[Stored data]
════

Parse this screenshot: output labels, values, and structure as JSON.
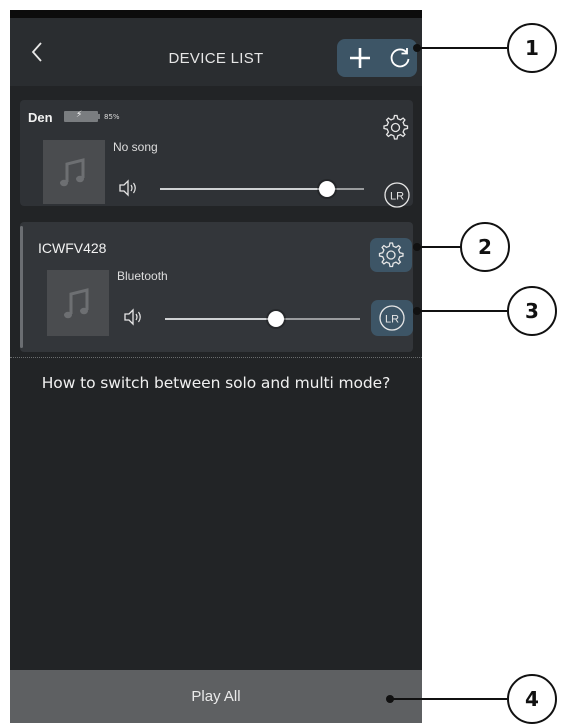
{
  "header": {
    "title": "DEVICE LIST",
    "back_icon": "chevron-left-icon",
    "add_icon": "plus-icon",
    "refresh_icon": "refresh-icon",
    "button_group_color": "#3d5566"
  },
  "devices": [
    {
      "name": "Den",
      "battery_percent": "85%",
      "song": "No song",
      "volume": 0.82,
      "selected": false,
      "settings_icon": "gear-icon",
      "channel_label": "LR"
    },
    {
      "name": "ICWFV428",
      "song": "Bluetooth",
      "volume": 0.57,
      "selected": true,
      "settings_icon": "gear-icon",
      "channel_label": "LR"
    }
  ],
  "help": {
    "question": "How to switch between solo and multi mode?"
  },
  "footer": {
    "play_all_label": "Play All"
  },
  "callouts": [
    "1",
    "2",
    "3",
    "4"
  ]
}
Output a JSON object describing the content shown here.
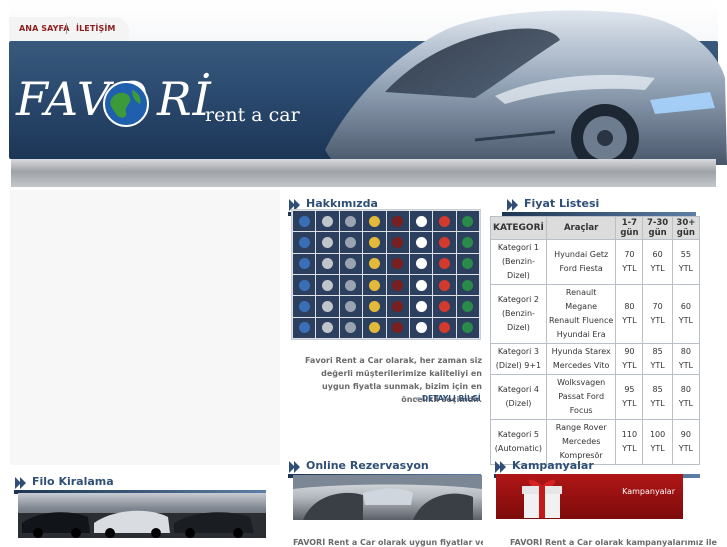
{
  "nav": {
    "home_label": "ANA SAYFA",
    "contact_label": "İLETİŞİM"
  },
  "logo": {
    "part1": "FAVO",
    "part2": "Rİ",
    "tagline": "rent a car"
  },
  "about": {
    "title": "Hakkımızda",
    "text": "Favori Rent a Car olarak, her zaman siz değerli müşterilerimize kaliteliyi en uygun fiyatla sunmak, bizim için en öncelikli seçimdir.",
    "more_label": "DETAYLI BİLGİ"
  },
  "price_list": {
    "title": "Fiyat Listesi",
    "headers": [
      "KATEGORİ",
      "Araçlar",
      "1-7 gün",
      "7-30 gün",
      "30+ gün"
    ],
    "rows": [
      {
        "category": "Kategori 1 (Benzin-Dizel)",
        "cars": "Hyundai Getz Ford Fiesta",
        "p1": "70 YTL",
        "p2": "60 YTL",
        "p3": "55 YTL"
      },
      {
        "category": "Kategori 2 (Benzin-Dizel)",
        "cars": "Renault Megane Renault Fluence Hyundai Era",
        "p1": "80 YTL",
        "p2": "70 YTL",
        "p3": "60 YTL"
      },
      {
        "category": "Kategori 3 (Dizel) 9+1",
        "cars": "Hyunda Starex Mercedes Vito",
        "p1": "90 YTL",
        "p2": "85 YTL",
        "p3": "80 YTL"
      },
      {
        "category": "Kategori 4 (Dizel)",
        "cars": "Wolksvagen Passat Ford Focus",
        "p1": "95 YTL",
        "p2": "85 YTL",
        "p3": "80 YTL"
      },
      {
        "category": "Kategori 5 (Automatic)",
        "cars": "Range Rover Mercedes Kompresör",
        "p1": "110 YTL",
        "p2": "100 YTL",
        "p3": "90 YTL"
      }
    ]
  },
  "fleet": {
    "title": "Filo Kiralama"
  },
  "reservation": {
    "title": "Online Rezervasyon",
    "text": "FAVORİ Rent a Car olarak uygun fiyatlar ve"
  },
  "campaigns": {
    "title": "Kampanyalar",
    "banner_label": "Kampanyalar",
    "text": "FAVORİ Rent a Car olarak kampanyalarımız ile"
  },
  "colors": {
    "header_band": "#2b4a6f",
    "section_title": "#2f4f76",
    "nav_text": "#8a1e1e",
    "campaign_red": "#b01616"
  }
}
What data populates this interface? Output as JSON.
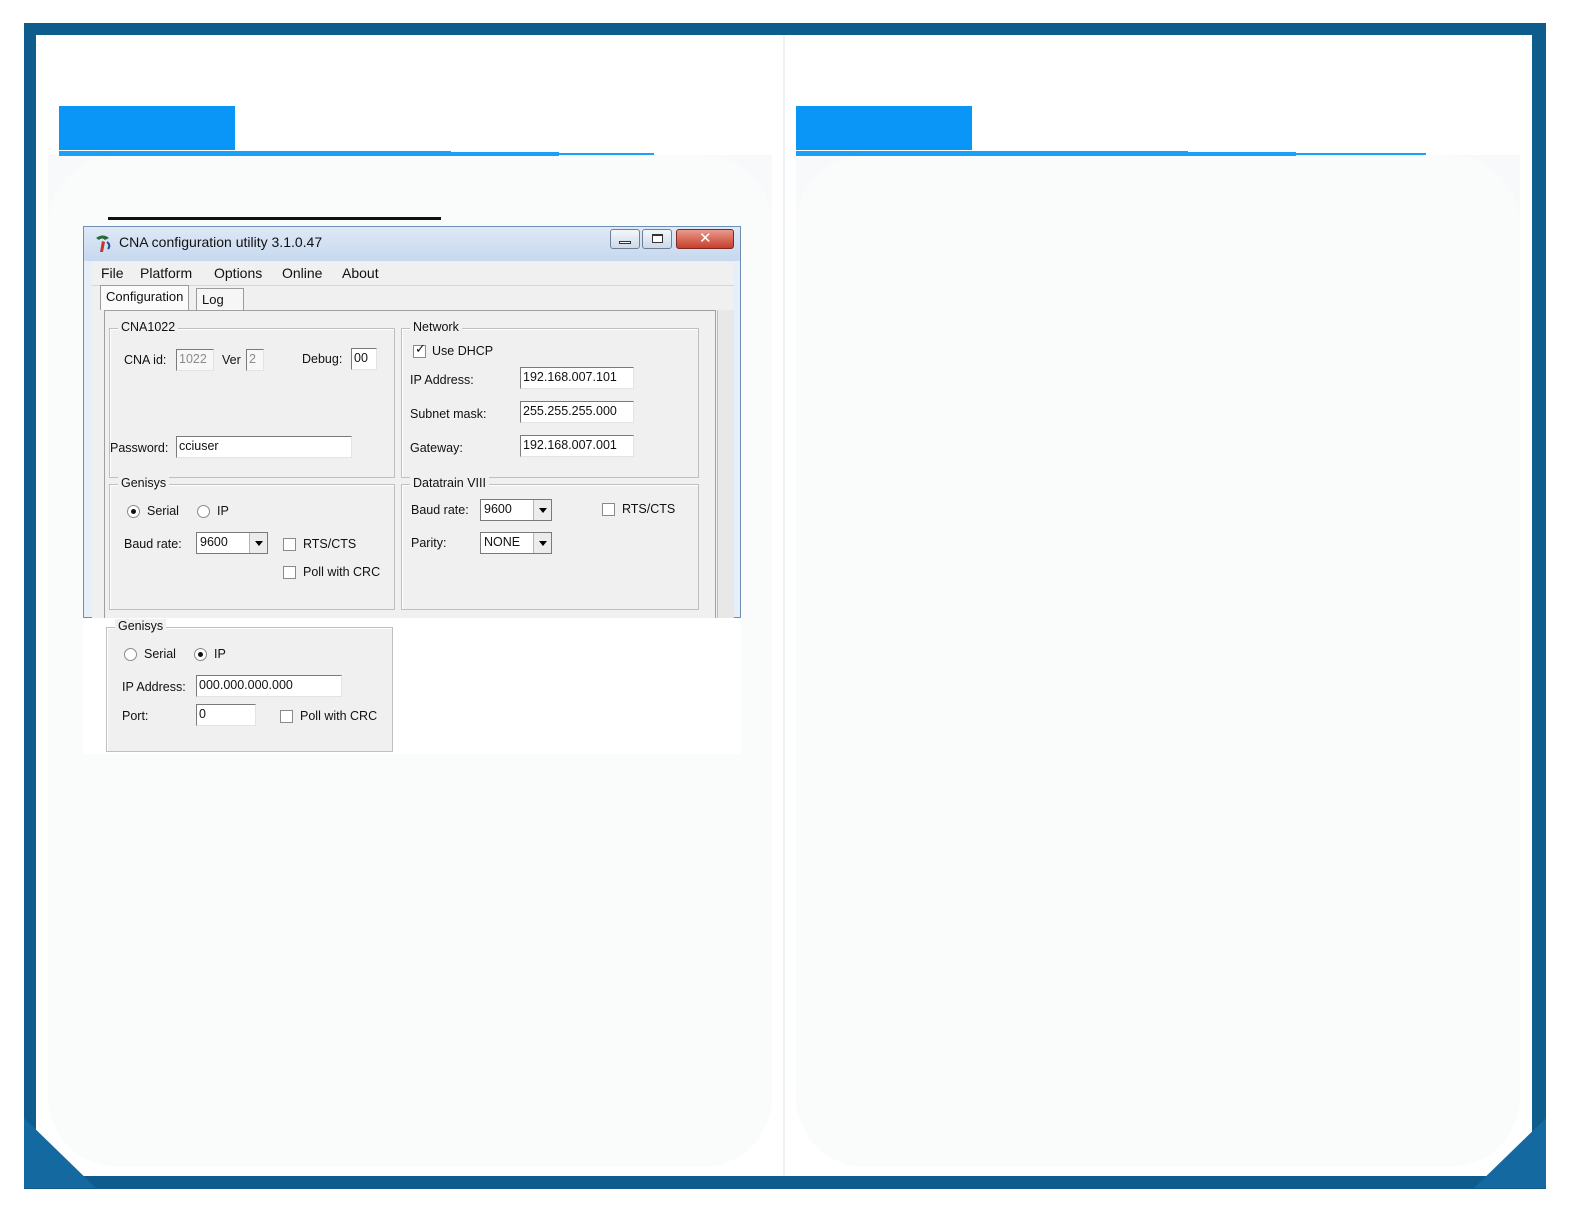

════

**Task brief**
Print out the material word for word, omitting the pictures.

**Solution for this problem**
Parse this screenshot: output labels, values, and structure as JSON.
{
  "header": {
    "title": "DEVICE LIST",
    "back_icon": "chevron-left-icon",
    "add_icon": "plus-icon",
    "refresh_icon": "refresh-icon",
    "button_group_color": "#3d5566"
  },
  "devices": [
    {
      "name": "Den",
      "battery_percent": "85%",
      "song": "No song",
      "volume": 0.82,
      "selected": false,
      "settings_icon": "gear-icon",
      "channel_label": "LR"
    },
    {
      "name": "ICWFV428",
      "song": "Bluetooth",
      "volume": 0.57,
      "selected": true,
      "settings_icon": "gear-icon",
      "channel_label": "LR"
    }
  ],
  "help": {
    "question": "How to switch between solo and multi mode?"
  },
  "footer": {
    "play_all_label": "Play All"
  },
  "callouts": [
    "1",
    "2",
    "3",
    "4"
  ]
}
Output a JSON object describing the content shown here.
{
  "nav": {
    "home_label": "ANA SAYFA",
    "contact_label": "İLETİŞİM"
  },
  "logo": {
    "part1": "FAVO",
    "part2": "Rİ",
    "tagline": "rent a car"
  },
  "about": {
    "title": "Hakkımızda",
    "text": "Favori Rent a Car olarak, her zaman siz değerli müşterilerimize kaliteliyi en uygun fiyatla sunmak, bizim için en öncelikli seçimdir.",
    "more_label": "DETAYLI BİLGİ"
  },
  "price_list": {
    "title": "Fiyat Listesi",
    "headers": [
      "KATEGORİ",
      "Araçlar",
      "1-7 gün",
      "7-30 gün",
      "30+ gün"
    ],
    "rows": [
      {
        "category": "Kategori 1 (Benzin-Dizel)",
        "cars": "Hyundai Getz Ford Fiesta",
        "p1": "70 YTL",
        "p2": "60 YTL",
        "p3": "55 YTL"
      },
      {
        "category": "Kategori 2 (Benzin-Dizel)",
        "cars": "Renault Megane Renault Fluence Hyundai Era",
        "p1": "80 YTL",
        "p2": "70 YTL",
        "p3": "60 YTL"
      },
      {
        "category": "Kategori 3 (Dizel) 9+1",
        "cars": "Hyunda Starex Mercedes Vito",
        "p1": "90 YTL",
        "p2": "85 YTL",
        "p3": "80 YTL"
      },
      {
        "category": "Kategori 4 (Dizel)",
        "cars": "Wolksvagen Passat Ford Focus",
        "p1": "95 YTL",
        "p2": "85 YTL",
        "p3": "80 YTL"
      },
      {
        "category": "Kategori 5 (Automatic)",
        "cars": "Range Rover Mercedes Kompresör",
        "p1": "110 YTL",
        "p2": "100 YTL",
        "p3": "90 YTL"
      }
    ]
  },
  "fleet": {
    "title": "Filo Kiralama"
  },
  "reservation": {
    "title": "Online Rezervasyon",
    "text": "FAVORİ Rent a Car olarak uygun fiyatlar ve"
  },
  "campaigns": {
    "title": "Kampanyalar",
    "banner_label": "Kampanyalar",
    "text": "FAVORİ Rent a Car olarak kampanyalarımız ile"
  },
  "colors": {
    "header_band": "#2b4a6f",
    "section_title": "#2f4f76",
    "nav_text": "#8a1e1e",
    "campaign_red": "#b01616"
  }
}
What data populates this interface? Output as JSON.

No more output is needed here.